=== 取り組む課題 ===
[A] 感熱記録紙の提示文のうち、「熱傾斜試験機(東洋精機社製)によって」で始まる段落を、主な事実を残したまま手順の箇条書きにまとめてください。
[B] 感熱記録紙の提示文を、最後の文の後から書き継いでください。

=== 提示文 ===
►

得られた感熱記録紙の耐水性および耐変色性を以下の要領で評価した。
【0030】
(耐水性)
熱傾斜試験機(東洋精機社製)によって120℃、2kg/cm2、5秒の条件下に印字発色させ、印字発色濃度をマクベス濃度計(マクベス社製『RD−100R型』、アンバーフィルター使用)にて測定し、さらにこの発色させた感熱記録紙を20℃の水に24時間浸漬させた後、自然乾燥させて印字部の発色濃度を同様に測定し、浸漬前の印字濃度に対する浸漬後の印字濃度の比を算出して、耐水性の指標とした。
【0031】
(耐変色性)
得られた感熱記録紙を30℃、60%RH雰囲気下で30日間放置した後、色差計(日本電色工業社製『SZ−Σ90』)を用いて反射法にてYI(イエローインデックス)値を測定した。
【0032】
実施例2
実施例1において、AA化PVA(A)として、ケン化度95モル%、平均重合度1700、アセト酢酸エステル基3モル%含有AA化PVAを用いた以外は同様に感熱記録紙を得て、同様に評価を行った。
【0033】
実施例3
実施例1において、メタキシリレンジアミン(B)に変えて、ノルボルナンジアミン(B)を用いた以外は同様に感熱記録紙を得て、同様に評価を行った。
【0034】
実施例4
実施例1において、メタキシリレンジアミン(B)の混合量を0.3部に変えた以外は同様に感熱記録紙を得て、同様に評価を行った。
【0035】
実施例5
実施例1において、ノルボルナンジアミン(B)の混合量を1部に変えた以外は同様に感熱記録紙を得て、同様に評価を行った。
【0036】
実施例6
実施例1において、メタキシリレンジアミン(B)に変えて、1,3−ビスアミノメチルシクロヘキサン(B)を0.8部用いた以外は同様に感熱記録紙を得て、同様に評価を行った。
【0037】
実施例7
下記の要領で感熱記録紙を作製して、実施例1と同様に評価を行った。
まず、下記の水溶液(A、B液)を用意した。
[A液]
クリスタルバイオレットラクトン 10部
AA化PVA(ケン化度99.2モル%、平均重合度1200、アセト酢酸エステル基5モル%含有)(A)の5%水溶液 10部
水 15部
【0038】
[B液]
ビスフェノールA 50部
AA化PVA(ケン化度99.2モル%、平均重合度1200、アセト酢酸エステル基5モル%含有)(A)の5%水溶液 50部
水 75部
【0039】
上記のA液、B液を別々にサンドグラインダーで平均粒子径2μ程度になるまで粉砕し、その後A液、B液、炭酸カルシウム50部及びA液で使ったものと同一のポリビニルアルコール系樹脂の5%水溶液250部、メタキシレンジアミン(B)1部を混合して発色液を得た。
次いで、該発色液を坪量50g/m2の上質紙(基材)の上に乾燥後の塗工量が8g/m2になる様にして塗工し、乾燥させて感熱発色層を形成した後、スーパーカレンダーで表面を平滑にして感熱記録紙を得た。

◄

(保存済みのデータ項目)
►

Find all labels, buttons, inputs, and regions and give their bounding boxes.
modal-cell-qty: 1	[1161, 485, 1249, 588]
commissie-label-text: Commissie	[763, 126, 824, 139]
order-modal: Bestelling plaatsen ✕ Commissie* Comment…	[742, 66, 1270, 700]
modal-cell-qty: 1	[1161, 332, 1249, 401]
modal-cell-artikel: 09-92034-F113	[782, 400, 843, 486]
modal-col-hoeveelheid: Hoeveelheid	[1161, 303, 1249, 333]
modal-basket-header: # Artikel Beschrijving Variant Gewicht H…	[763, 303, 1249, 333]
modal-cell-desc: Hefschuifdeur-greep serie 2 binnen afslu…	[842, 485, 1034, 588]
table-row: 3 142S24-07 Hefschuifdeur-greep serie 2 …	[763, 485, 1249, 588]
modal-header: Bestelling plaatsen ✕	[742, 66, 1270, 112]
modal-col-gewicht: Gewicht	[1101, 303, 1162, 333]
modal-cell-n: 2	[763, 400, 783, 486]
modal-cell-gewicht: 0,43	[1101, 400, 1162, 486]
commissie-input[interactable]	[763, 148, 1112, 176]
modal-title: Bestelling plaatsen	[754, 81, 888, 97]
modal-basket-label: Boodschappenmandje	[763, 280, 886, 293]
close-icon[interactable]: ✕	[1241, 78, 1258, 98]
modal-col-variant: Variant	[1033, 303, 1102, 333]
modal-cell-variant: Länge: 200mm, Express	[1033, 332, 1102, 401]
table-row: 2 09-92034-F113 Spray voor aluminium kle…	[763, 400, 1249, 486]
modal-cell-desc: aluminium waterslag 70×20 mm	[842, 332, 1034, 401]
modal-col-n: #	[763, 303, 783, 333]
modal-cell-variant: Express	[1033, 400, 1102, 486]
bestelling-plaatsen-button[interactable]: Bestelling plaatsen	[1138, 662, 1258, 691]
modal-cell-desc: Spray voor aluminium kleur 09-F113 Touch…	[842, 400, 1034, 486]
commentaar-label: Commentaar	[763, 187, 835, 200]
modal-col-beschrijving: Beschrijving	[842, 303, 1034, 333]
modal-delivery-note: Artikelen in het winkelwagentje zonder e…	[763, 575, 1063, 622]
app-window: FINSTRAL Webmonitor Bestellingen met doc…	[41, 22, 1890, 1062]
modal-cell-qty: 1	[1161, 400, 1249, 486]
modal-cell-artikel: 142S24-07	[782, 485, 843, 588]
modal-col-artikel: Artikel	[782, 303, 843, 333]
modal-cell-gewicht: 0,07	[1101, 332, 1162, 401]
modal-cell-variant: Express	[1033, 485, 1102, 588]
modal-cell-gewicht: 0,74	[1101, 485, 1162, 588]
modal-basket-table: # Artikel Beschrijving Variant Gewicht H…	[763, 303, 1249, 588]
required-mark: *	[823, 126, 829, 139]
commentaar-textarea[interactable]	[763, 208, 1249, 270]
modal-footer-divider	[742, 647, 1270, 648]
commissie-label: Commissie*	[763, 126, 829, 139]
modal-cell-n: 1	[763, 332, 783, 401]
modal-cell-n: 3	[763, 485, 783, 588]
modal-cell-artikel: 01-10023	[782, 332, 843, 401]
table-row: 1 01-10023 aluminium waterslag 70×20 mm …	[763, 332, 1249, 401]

◄

=== 各課題の解答 ===
[A]
- 熱傾斜試験機(東洋精機社製)を用い、120℃、2kg/cm2、5秒の条件で印字発色させる。
- 印字発色濃度をマクベス濃度計(マクベス社製『RD−100R型』、アンバーフィルター使用)で測定する。
- 発色させた感熱記録紙を20℃の水に24時間浸漬し、自然乾燥させる。
- 印字部の発色濃度を同様に測定する。
- 浸漬前の印字濃度に対する浸漬後の印字濃度の比を算出し、耐水性の指標とする。

[B]
【0040】
実施例8
実施例7において、AA化PVA(A)として、ケン化度95モル%、平均重合度1700、アセト酢酸エステル基3モル%含有AA化PVAを用いた以外は同様に感熱記録紙を得て、同様に評価を行った。
【0041】
実施例9
実施例7において、メタキシリレンジアミン(B)に変えて、ノルボルナンジアミン(B)を用いた以外は同様に感熱記録紙を得て、同様に評価を行った。
【0042】
実施例10
実施例7において、メタキシリレンジアミン(B)に変えて、1,3−ビスアミノメチルシクロヘキサン(B)を1.5部用いた以外は同様に感熱記録紙を得て、同様に評価を行った。
【0043】
実施例11
実施例7において、メタキシリレンジアミン(B)の混合量を2部に変えた以外は同様に感熱記録紙を得て、同様に評価を行った。
【0044】
実施例12
実施例7において、感熱発色層を形成した後、該層の上にディクソンコーターを用いて実施例1のC液を乾燥後の塗工量が5g/m2になる様に塗工して保護層を形成させた後、スーパーカレンダーで表面を平滑にして感熱記録紙を得て、実施例1と同様に評価を行った。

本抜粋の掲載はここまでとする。